What the task asks:
Substitute "clickable" for every "interactable" in the material from its start to the line with "menu-label: Dynamika bbox=[548, 228, 610, 244]", and give those lines again with nothing else changed.

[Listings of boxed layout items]
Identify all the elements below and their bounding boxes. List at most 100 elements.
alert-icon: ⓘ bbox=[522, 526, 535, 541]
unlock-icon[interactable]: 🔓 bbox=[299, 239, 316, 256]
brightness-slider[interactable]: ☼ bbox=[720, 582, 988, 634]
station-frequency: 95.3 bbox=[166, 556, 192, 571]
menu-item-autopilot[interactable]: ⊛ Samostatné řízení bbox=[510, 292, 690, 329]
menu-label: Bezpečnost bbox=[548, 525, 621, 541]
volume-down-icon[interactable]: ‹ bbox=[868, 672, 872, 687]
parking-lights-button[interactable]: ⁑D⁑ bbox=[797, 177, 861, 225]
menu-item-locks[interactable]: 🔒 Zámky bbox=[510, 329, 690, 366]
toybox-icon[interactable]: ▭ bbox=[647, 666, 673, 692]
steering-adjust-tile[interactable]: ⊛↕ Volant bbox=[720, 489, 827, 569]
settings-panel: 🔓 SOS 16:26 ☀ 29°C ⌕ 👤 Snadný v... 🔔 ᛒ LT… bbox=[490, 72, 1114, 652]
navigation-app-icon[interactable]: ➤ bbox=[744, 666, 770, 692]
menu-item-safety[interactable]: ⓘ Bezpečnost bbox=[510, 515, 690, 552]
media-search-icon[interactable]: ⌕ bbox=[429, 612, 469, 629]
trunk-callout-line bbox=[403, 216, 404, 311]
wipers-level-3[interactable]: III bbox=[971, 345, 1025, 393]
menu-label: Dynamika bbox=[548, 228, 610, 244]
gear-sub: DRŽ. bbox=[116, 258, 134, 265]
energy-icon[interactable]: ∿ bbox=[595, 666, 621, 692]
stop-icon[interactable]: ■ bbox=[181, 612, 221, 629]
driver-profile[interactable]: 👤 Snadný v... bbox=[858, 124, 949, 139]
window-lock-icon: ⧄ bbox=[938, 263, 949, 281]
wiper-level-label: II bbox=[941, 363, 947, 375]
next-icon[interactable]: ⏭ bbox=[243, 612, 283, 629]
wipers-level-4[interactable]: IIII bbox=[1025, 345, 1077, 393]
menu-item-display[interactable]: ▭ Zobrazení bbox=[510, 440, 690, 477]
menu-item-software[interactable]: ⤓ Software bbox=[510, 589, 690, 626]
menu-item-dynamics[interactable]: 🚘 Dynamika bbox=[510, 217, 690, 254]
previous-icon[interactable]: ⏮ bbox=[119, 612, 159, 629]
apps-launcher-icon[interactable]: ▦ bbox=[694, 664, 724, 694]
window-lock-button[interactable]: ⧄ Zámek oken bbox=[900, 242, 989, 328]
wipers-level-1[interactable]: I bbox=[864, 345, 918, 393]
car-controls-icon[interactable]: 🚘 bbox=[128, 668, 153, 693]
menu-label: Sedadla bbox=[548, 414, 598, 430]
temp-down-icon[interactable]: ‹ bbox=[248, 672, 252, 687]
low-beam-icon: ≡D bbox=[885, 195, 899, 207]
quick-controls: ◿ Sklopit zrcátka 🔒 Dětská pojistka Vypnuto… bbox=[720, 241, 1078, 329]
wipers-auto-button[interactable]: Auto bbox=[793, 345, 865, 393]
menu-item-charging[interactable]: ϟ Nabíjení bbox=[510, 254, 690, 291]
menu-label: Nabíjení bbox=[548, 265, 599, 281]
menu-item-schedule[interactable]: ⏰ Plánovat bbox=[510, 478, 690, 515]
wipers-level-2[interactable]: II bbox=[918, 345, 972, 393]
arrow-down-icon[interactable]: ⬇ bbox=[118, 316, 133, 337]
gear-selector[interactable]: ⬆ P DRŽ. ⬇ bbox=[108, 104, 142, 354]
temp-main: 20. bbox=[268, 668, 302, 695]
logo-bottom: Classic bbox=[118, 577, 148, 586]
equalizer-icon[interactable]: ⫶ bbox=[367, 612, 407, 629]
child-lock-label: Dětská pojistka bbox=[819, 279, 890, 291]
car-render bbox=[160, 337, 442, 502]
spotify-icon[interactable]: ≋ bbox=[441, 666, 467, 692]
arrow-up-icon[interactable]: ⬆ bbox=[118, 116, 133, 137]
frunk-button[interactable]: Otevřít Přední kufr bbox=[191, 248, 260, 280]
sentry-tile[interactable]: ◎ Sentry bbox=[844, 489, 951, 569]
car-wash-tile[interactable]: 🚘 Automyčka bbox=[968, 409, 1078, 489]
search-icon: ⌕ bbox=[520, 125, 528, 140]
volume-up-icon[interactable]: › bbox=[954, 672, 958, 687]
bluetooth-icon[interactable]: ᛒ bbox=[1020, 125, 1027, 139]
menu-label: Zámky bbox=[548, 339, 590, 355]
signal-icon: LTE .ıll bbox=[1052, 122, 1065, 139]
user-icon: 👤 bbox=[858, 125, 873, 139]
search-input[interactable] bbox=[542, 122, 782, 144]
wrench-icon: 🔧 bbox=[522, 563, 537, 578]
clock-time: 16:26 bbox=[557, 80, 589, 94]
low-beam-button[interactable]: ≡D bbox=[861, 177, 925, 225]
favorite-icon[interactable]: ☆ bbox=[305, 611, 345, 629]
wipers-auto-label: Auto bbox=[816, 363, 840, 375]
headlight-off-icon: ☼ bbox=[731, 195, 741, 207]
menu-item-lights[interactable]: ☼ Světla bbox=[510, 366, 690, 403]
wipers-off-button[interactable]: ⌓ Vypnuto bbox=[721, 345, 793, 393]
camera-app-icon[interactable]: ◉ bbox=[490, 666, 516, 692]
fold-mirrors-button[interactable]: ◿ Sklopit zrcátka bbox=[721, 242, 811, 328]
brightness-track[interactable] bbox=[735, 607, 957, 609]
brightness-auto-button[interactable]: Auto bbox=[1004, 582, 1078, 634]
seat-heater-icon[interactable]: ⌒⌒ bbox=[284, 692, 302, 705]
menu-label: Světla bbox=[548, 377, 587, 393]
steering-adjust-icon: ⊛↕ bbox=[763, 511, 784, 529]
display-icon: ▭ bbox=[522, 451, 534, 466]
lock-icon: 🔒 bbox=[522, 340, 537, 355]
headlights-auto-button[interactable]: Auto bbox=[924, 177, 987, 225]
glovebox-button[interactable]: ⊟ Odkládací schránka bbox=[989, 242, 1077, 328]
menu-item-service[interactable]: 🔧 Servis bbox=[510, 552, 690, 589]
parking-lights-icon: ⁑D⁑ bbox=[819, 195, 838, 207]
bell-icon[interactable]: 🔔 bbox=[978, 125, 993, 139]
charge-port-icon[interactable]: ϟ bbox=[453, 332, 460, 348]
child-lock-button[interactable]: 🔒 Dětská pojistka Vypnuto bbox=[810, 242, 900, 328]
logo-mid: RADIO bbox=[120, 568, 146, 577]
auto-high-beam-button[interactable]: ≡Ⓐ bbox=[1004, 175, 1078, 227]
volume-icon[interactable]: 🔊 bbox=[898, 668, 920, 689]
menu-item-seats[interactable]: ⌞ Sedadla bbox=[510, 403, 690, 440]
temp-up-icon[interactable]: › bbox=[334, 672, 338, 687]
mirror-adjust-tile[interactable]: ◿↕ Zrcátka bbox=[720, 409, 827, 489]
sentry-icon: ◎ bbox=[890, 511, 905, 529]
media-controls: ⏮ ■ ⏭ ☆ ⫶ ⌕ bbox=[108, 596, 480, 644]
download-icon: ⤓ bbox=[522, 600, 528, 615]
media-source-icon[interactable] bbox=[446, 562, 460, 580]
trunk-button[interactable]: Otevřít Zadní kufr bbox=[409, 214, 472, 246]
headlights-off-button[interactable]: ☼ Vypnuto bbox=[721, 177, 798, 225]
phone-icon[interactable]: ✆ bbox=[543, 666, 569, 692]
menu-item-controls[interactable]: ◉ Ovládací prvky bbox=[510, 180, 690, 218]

Task answer:
Identify all the elements below and their bounding boxes. List at most 100 elements.
alert-icon: ⓘ bbox=[522, 526, 535, 541]
unlock-icon[clickable]: 🔓 bbox=[299, 239, 316, 256]
brightness-slider[clickable]: ☼ bbox=[720, 582, 988, 634]
station-frequency: 95.3 bbox=[166, 556, 192, 571]
menu-item-autopilot[clickable]: ⊛ Samostatné řízení bbox=[510, 292, 690, 329]
menu-label: Bezpečnost bbox=[548, 525, 621, 541]
volume-down-icon[clickable]: ‹ bbox=[868, 672, 872, 687]
parking-lights-button[clickable]: ⁑D⁑ bbox=[797, 177, 861, 225]
menu-item-locks[clickable]: 🔒 Zámky bbox=[510, 329, 690, 366]
toybox-icon[clickable]: ▭ bbox=[647, 666, 673, 692]
steering-adjust-tile[clickable]: ⊛↕ Volant bbox=[720, 489, 827, 569]
settings-panel: 🔓 SOS 16:26 ☀ 29°C ⌕ 👤 Snadný v... 🔔 ᛒ LT… bbox=[490, 72, 1114, 652]
navigation-app-icon[clickable]: ➤ bbox=[744, 666, 770, 692]
menu-item-safety[clickable]: ⓘ Bezpečnost bbox=[510, 515, 690, 552]
media-search-icon[clickable]: ⌕ bbox=[429, 612, 469, 629]
trunk-callout-line bbox=[403, 216, 404, 311]
wipers-level-3[clickable]: III bbox=[971, 345, 1025, 393]
menu-label: Dynamika bbox=[548, 228, 610, 244]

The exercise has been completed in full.